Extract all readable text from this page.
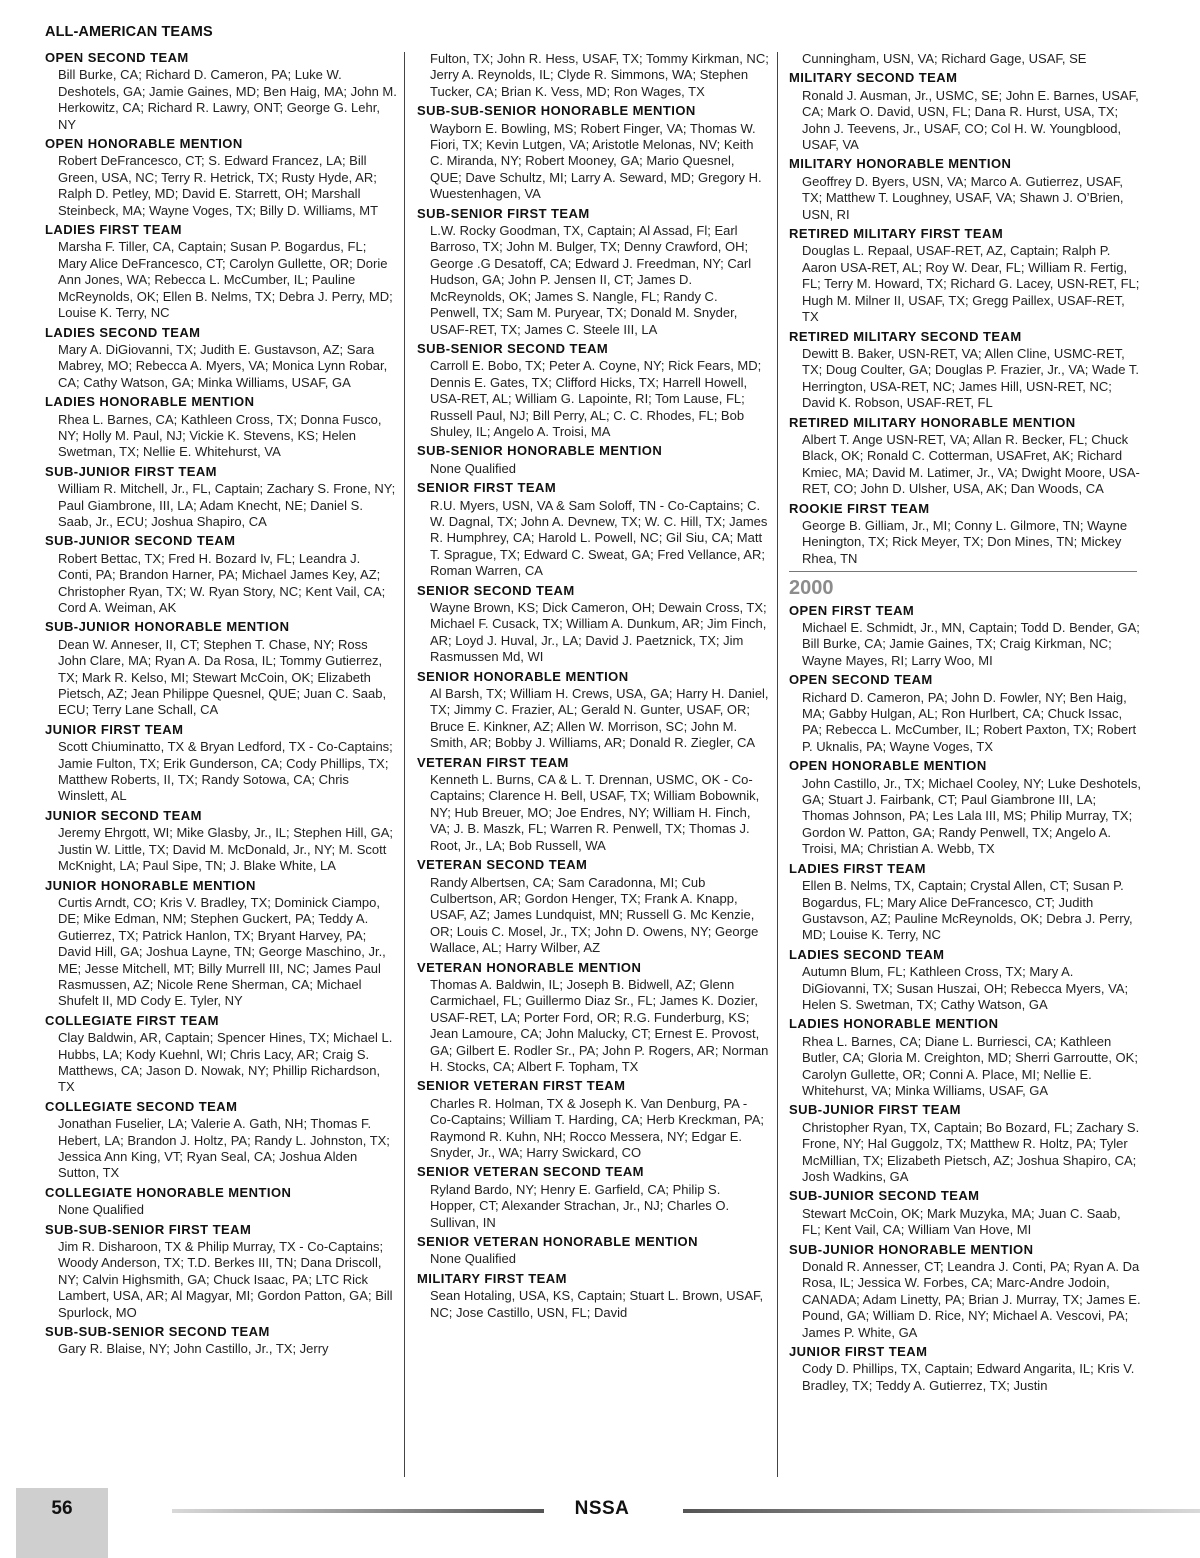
ALL-AMERICAN TEAMS
OPEN SECOND TEAM
Bill Burke, CA; Richard D. Cameron, PA; Luke W. Deshotels, GA; Jamie Gaines, MD; Ben Haig, MA; John M. Herkowitz, CA; Richard R. Lawry, ONT; George G. Lehr, NY
OPEN HONORABLE MENTION
Robert DeFrancesco, CT; S. Edward Francez, LA; Bill Green, USA, NC; Terry R. Hetrick, TX; Rusty Hyde, AR; Ralph D. Petley, MD; David E. Starrett, OH; Marshall Steinbeck, MA; Wayne Voges, TX; Billy D. Williams, MT
LADIES FIRST TEAM
Marsha F. Tiller, CA, Captain; Susan P. Bogardus, FL; Mary Alice DeFrancesco, CT; Carolyn Gullette, OR; Dorie Ann Jones, WA; Rebecca L. McCumber, IL; Pauline McReynolds, OK; Ellen B. Nelms, TX; Debra J. Perry, MD; Louise K. Terry, NC
LADIES SECOND TEAM
Mary A. DiGiovanni, TX; Judith E. Gustavson, AZ; Sara Mabrey, MO; Rebecca A. Myers, VA; Monica Lynn Robar, CA; Cathy Watson, GA; Minka Williams, USAF, GA
LADIES HONORABLE MENTION
Rhea L. Barnes, CA; Kathleen Cross, TX; Donna Fusco, NY; Holly M. Paul, NJ; Vickie K. Stevens, KS; Helen Swetman, TX; Nellie E. Whitehurst, VA
SUB-JUNIOR FIRST TEAM
William R. Mitchell, Jr., FL, Captain; Zachary S. Frone, NY; Paul Giambrone, III, LA; Adam Knecht, NE; Daniel S. Saab, Jr., ECU; Joshua Shapiro, CA
SUB-JUNIOR SECOND TEAM
Robert Bettac, TX; Fred H. Bozard Iv, FL; Leandra J. Conti, PA; Brandon Harner, PA; Michael James Key, AZ; Christopher Ryan, TX; W. Ryan Story, NC; Kent Vail, CA; Cord A. Weiman, AK
SUB-JUNIOR HONORABLE MENTION
Dean W. Anneser, II, CT; Stephen T. Chase, NY; Ross John Clare, MA; Ryan A. Da Rosa, IL; Tommy Gutierrez, TX; Mark R. Kelso, MI; Stewart McCoin, OK; Elizabeth Pietsch, AZ; Jean Philippe Quesnel, QUE; Juan C. Saab, ECU; Terry Lane Schall, CA
JUNIOR FIRST TEAM
Scott Chiuminatto, TX & Bryan Ledford, TX - Co-Captains; Jamie Fulton, TX; Erik Gunderson, CA; Cody Phillips, TX; Matthew Roberts, II, TX; Randy Sotowa, CA; Chris Winslett, AL
JUNIOR SECOND TEAM
Jeremy Ehrgott, WI; Mike Glasby, Jr., IL; Stephen Hill, GA; Justin W. Little, TX; David M. McDonald, Jr., NY; M. Scott McKnight, LA; Paul Sipe, TN; J. Blake White, LA
JUNIOR HONORABLE MENTION
Curtis Arndt, CO; Kris V. Bradley, TX; Dominick Ciampo, DE; Mike Edman, NM; Stephen Guckert, PA; Teddy A. Gutierrez, TX; Patrick Hanlon, TX; Bryant Harvey, PA; David Hill, GA; Joshua Layne, TN; George Maschino, Jr., ME; Jesse Mitchell, MT; Billy Murrell III, NC; James Paul Rasmussen, AZ; Nicole Rene Sherman, CA; Michael Shufelt II, MD Cody E. Tyler, NY
COLLEGIATE FIRST TEAM
Clay Baldwin, AR, Captain; Spencer Hines, TX; Michael L. Hubbs, LA; Kody Kuehnl, WI; Chris Lacy, AR; Craig S. Matthews, CA; Jason D. Nowak, NY; Phillip Richardson, TX
COLLEGIATE SECOND TEAM
Jonathan Fuselier, LA; Valerie A. Gath, NH; Thomas F. Hebert, LA; Brandon J. Holtz, PA; Randy L. Johnston, TX; Jessica Ann King, VT; Ryan Seal, CA; Joshua Alden Sutton, TX
COLLEGIATE HONORABLE MENTION
None Qualified
SUB-SUB-SENIOR FIRST TEAM
Jim R. Disharoon, TX & Philip Murray, TX - Co-Captains; Woody Anderson, TX; T.D. Berkes III, TN; Dana Driscoll, NY; Calvin Highsmith, GA; Chuck Isaac, PA; LTC Rick Lambert, USA, AR; Al Magyar, MI; Gordon Patton, GA; Bill Spurlock, MO
SUB-SUB-SENIOR SECOND TEAM
Gary R. Blaise, NY; John Castillo, Jr., TX; Jerry
Fulton, TX; John R. Hess, USAF, TX; Tommy Kirkman, NC; Jerry A. Reynolds, IL; Clyde R. Simmons, WA; Stephen Tucker, CA; Brian K. Vess, MD; Ron Wages, TX
SUB-SUB-SENIOR HONORABLE MENTION
Wayborn E. Bowling, MS; Robert Finger, VA; Thomas W. Fiori, TX; Kevin Lutgen, VA; Aristotle Melonas, NV; Keith C. Miranda, NY; Robert Mooney, GA; Mario Quesnel, QUE; Dave Schultz, MI; Larry A. Seward, MD; Gregory H. Wuestenhagen, VA
SUB-SENIOR FIRST TEAM
L.W. Rocky Goodman, TX, Captain; Al Assad, Fl; Earl Barroso, TX; John M. Bulger, TX; Denny Crawford, OH; George .G Desatoff, CA; Edward J. Freedman, NY; Carl Hudson, GA; John P. Jensen II, CT; James D. McReynolds, OK; James S. Nangle, FL; Randy C. Penwell, TX; Sam M. Puryear, TX; Donald M. Snyder, USAF-RET, TX; James C. Steele III, LA
SUB-SENIOR SECOND TEAM
Carroll E. Bobo, TX; Peter A. Coyne, NY; Rick Fears, MD; Dennis E. Gates, TX; Clifford Hicks, TX; Harrell Howell, USA-RET, AL; William G. Lapointe, RI; Tom Lause, FL; Russell Paul, NJ; Bill Perry, AL; C. C. Rhodes, FL; Bob Shuley, IL; Angelo A. Troisi, MA
SUB-SENIOR HONORABLE MENTION
None Qualified
SENIOR FIRST TEAM
R.U. Myers, USN, VA & Sam Soloff, TN - Co-Captains; C. W. Dagnal, TX; John A. Devnew, TX; W. C. Hill, TX; James R. Humphrey, CA; Harold L. Powell, NC; Gil Siu, CA; Matt T. Sprague, TX; Edward C. Sweat, GA; Fred Vellance, AR; Roman Warren, CA
SENIOR SECOND TEAM
Wayne Brown, KS; Dick Cameron, OH; Dewain Cross, TX; Michael F. Cusack, TX; William A. Dunkum, AR; Jim Finch, AR; Loyd J. Huval, Jr., LA; David J. Paetznick, TX; Jim Rasmussen Md, WI
SENIOR HONORABLE MENTION
Al Barsh, TX; William H. Crews, USA, GA; Harry H. Daniel, TX; Jimmy C. Frazier, AL; Gerald N. Gunter, USAF, OR; Bruce E. Kinkner, AZ; Allen W. Morrison, SC; John M. Smith, AR; Bobby J. Williams, AR; Donald R. Ziegler, CA
VETERAN FIRST TEAM
Kenneth L. Burns, CA & L. T. Drennan, USMC, OK - Co-Captains; Clarence H. Bell, USAF, TX; William Bobownik, NY; Hub Breuer, MO; Joe Endres, NY; William H. Finch, VA; J. B. Maszk, FL; Warren R. Penwell, TX; Thomas J. Root, Jr., LA; Bob Russell, WA
VETERAN SECOND TEAM
Randy Albertsen, CA; Sam Caradonna, MI; Cub Culbertson, AR; Gordon Henger, TX; Frank A. Knapp, USAF, AZ; James Lundquist, MN; Russell G. Mc Kenzie, OR; Louis C. Mosel, Jr., TX; John D. Owens, NY; George Wallace, AL; Harry Wilber, AZ
VETERAN HONORABLE MENTION
Thomas A. Baldwin, IL; Joseph B. Bidwell, AZ; Glenn Carmichael, FL; Guillermo Diaz Sr., FL; James K. Dozier, USAF-RET, LA; Porter Ford, OR; R.G. Funderburg, KS; Jean Lamoure, CA; John Malucky, CT; Ernest E. Provost, GA; Gilbert E. Rodler Sr., PA; John P. Rogers, AR; Norman H. Stocks, CA; Albert F. Topham, TX
SENIOR VETERAN FIRST TEAM
Charles R. Holman, TX & Joseph K. Van Denburg, PA - Co-Captains; William T. Harding, CA; Herb Kreckman, PA; Raymond R. Kuhn, NH; Rocco Messera, NY; Edgar E. Snyder, Jr., WA; Harry Swickard, CO
SENIOR VETERAN SECOND TEAM
Ryland Bardo, NY; Henry E. Garfield, CA; Philip S. Hopper, CT; Alexander Strachan, Jr., NJ; Charles O. Sullivan, IN
SENIOR VETERAN HONORABLE MENTION
None Qualified
MILITARY FIRST TEAM
Sean Hotaling, USA, KS, Captain; Stuart L. Brown, USAF, NC; Jose Castillo, USN, FL; David
Cunningham, USN, VA; Richard Gage, USAF, SE
MILITARY SECOND TEAM
Ronald J. Ausman, Jr., USMC, SE; John E. Barnes, USAF, CA; Mark O. David, USN, FL; Dana R. Hurst, USA, TX; John J. Teevens, Jr., USAF, CO; Col H. W. Youngblood, USAF, VA
MILITARY HONORABLE MENTION
Geoffrey D. Byers, USN, VA; Marco A. Gutierrez, USAF, TX; Matthew T. Loughney, USAF, VA; Shawn J. O’Brien, USN, RI
RETIRED MILITARY FIRST TEAM
Douglas L. Repaal, USAF-RET, AZ, Captain; Ralph P. Aaron USA-RET, AL; Roy W. Dear, FL; William R. Fertig, FL; Terry M. Howard, TX; Richard G. Lacey, USN-RET, FL; Hugh M. Milner II, USAF, TX; Gregg Paillex, USAF-RET, TX
RETIRED MILITARY SECOND TEAM
Dewitt B. Baker, USN-RET, VA; Allen Cline, USMC-RET, TX; Doug Coulter, GA; Douglas P. Frazier, Jr., VA; Wade T. Herrington, USA-RET, NC; James Hill, USN-RET, NC; David K. Robson, USAF-RET, FL
RETIRED MILITARY HONORABLE MENTION
Albert T. Ange USN-RET, VA; Allan R. Becker, FL; Chuck Black, OK; Ronald C. Cotterman, USAFret, AK; Richard Kmiec, MA; David M. Latimer, Jr., VA; Dwight Moore, USA-RET, CO; John D. Ulsher, USA, AK; Dan Woods, CA
ROOKIE FIRST TEAM
George B. Gilliam, Jr., MI; Conny L. Gilmore, TN; Wayne Henington, TX; Rick Meyer, TX; Don Mines, TN; Mickey Rhea, TN
2000
OPEN FIRST TEAM
Michael E. Schmidt, Jr., MN, Captain; Todd D. Bender, GA; Bill Burke, CA; Jamie Gaines, TX; Craig Kirkman, NC; Wayne Mayes, RI; Larry Woo, MI
OPEN SECOND TEAM
Richard D. Cameron, PA; John D. Fowler, NY; Ben Haig, MA; Gabby Hulgan, AL; Ron Hurlbert, CA; Chuck Issac, PA; Rebecca L. McCumber, IL; Robert Paxton, TX; Robert P. Uknalis, PA; Wayne Voges, TX
OPEN HONORABLE MENTION
John Castillo, Jr., TX; Michael Cooley, NY; Luke Deshotels, GA; Stuart J. Fairbank, CT; Paul Giambrone III, LA; Thomas Johnson, PA; Les Lala III, MS; Philip Murray, TX; Gordon W. Patton, GA; Randy Penwell, TX; Angelo A. Troisi, MA; Christian A. Webb, TX
LADIES FIRST TEAM
Ellen B. Nelms, TX, Captain; Crystal Allen, CT; Susan P. Bogardus, FL; Mary Alice DeFrancesco, CT; Judith Gustavson, AZ; Pauline McReynolds, OK; Debra J. Perry, MD; Louise K. Terry, NC
LADIES SECOND TEAM
Autumn Blum, FL; Kathleen Cross, TX; Mary A. DiGiovanni, TX; Susan Huszai, OH; Rebecca Myers, VA; Helen S. Swetman, TX; Cathy Watson, GA
LADIES HONORABLE MENTION
Rhea L. Barnes, CA; Diane L. Burriesci, CA; Kathleen Butler, CA; Gloria M. Creighton, MD; Sherri Garroutte, OK; Carolyn Gullette, OR; Conni A. Place, MI; Nellie E. Whitehurst, VA; Minka Williams, USAF, GA
SUB-JUNIOR FIRST TEAM
Christopher Ryan, TX, Captain; Bo Bozard, FL; Zachary S. Frone, NY; Hal Guggolz, TX; Matthew R. Holtz, PA; Tyler McMillian, TX; Elizabeth Pietsch, AZ; Joshua Shapiro, CA; Josh Wadkins, GA
SUB-JUNIOR SECOND TEAM
Stewart McCoin, OK; Mark Muzyka, MA; Juan C. Saab, FL; Kent Vail, CA; William Van Hove, MI
SUB-JUNIOR HONORABLE MENTION
Donald R. Annesser, CT; Leandra J. Conti, PA; Ryan A. Da Rosa, IL; Jessica W. Forbes, CA; Marc-Andre Jodoin, CANADA; Adam Linetty, PA; Brian J. Murray, TX; James E. Pound, GA; William D. Rice, NY; Michael A. Vescovi, PA; James P. White, GA
JUNIOR FIRST TEAM
Cody D. Phillips, TX, Captain; Edward Angarita, IL; Kris V. Bradley, TX; Teddy A. Gutierrez, TX; Justin
56	NSSA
===
**WHAT THE TASK REQUIRES**
Find the string "Kirkman" in the records, then copy each line where it occurs.

**COMPLETED TASK**
Fulton, TX; John R. Hess, USAF, TX; Tommy Kirkman, NC; Jerry A. Reynolds, IL; Clyde R. Simmons, WA; Stephen Tucker, CA; Brian K. Vess, MD; Ron Wages, TX
Michael E. Schmidt, Jr., MN, Captain; Todd D. Bender, GA; Bill Burke, CA; Jamie Gaines, TX; Craig Kirkman, NC; Wayne Mayes, RI; Larry Woo, MI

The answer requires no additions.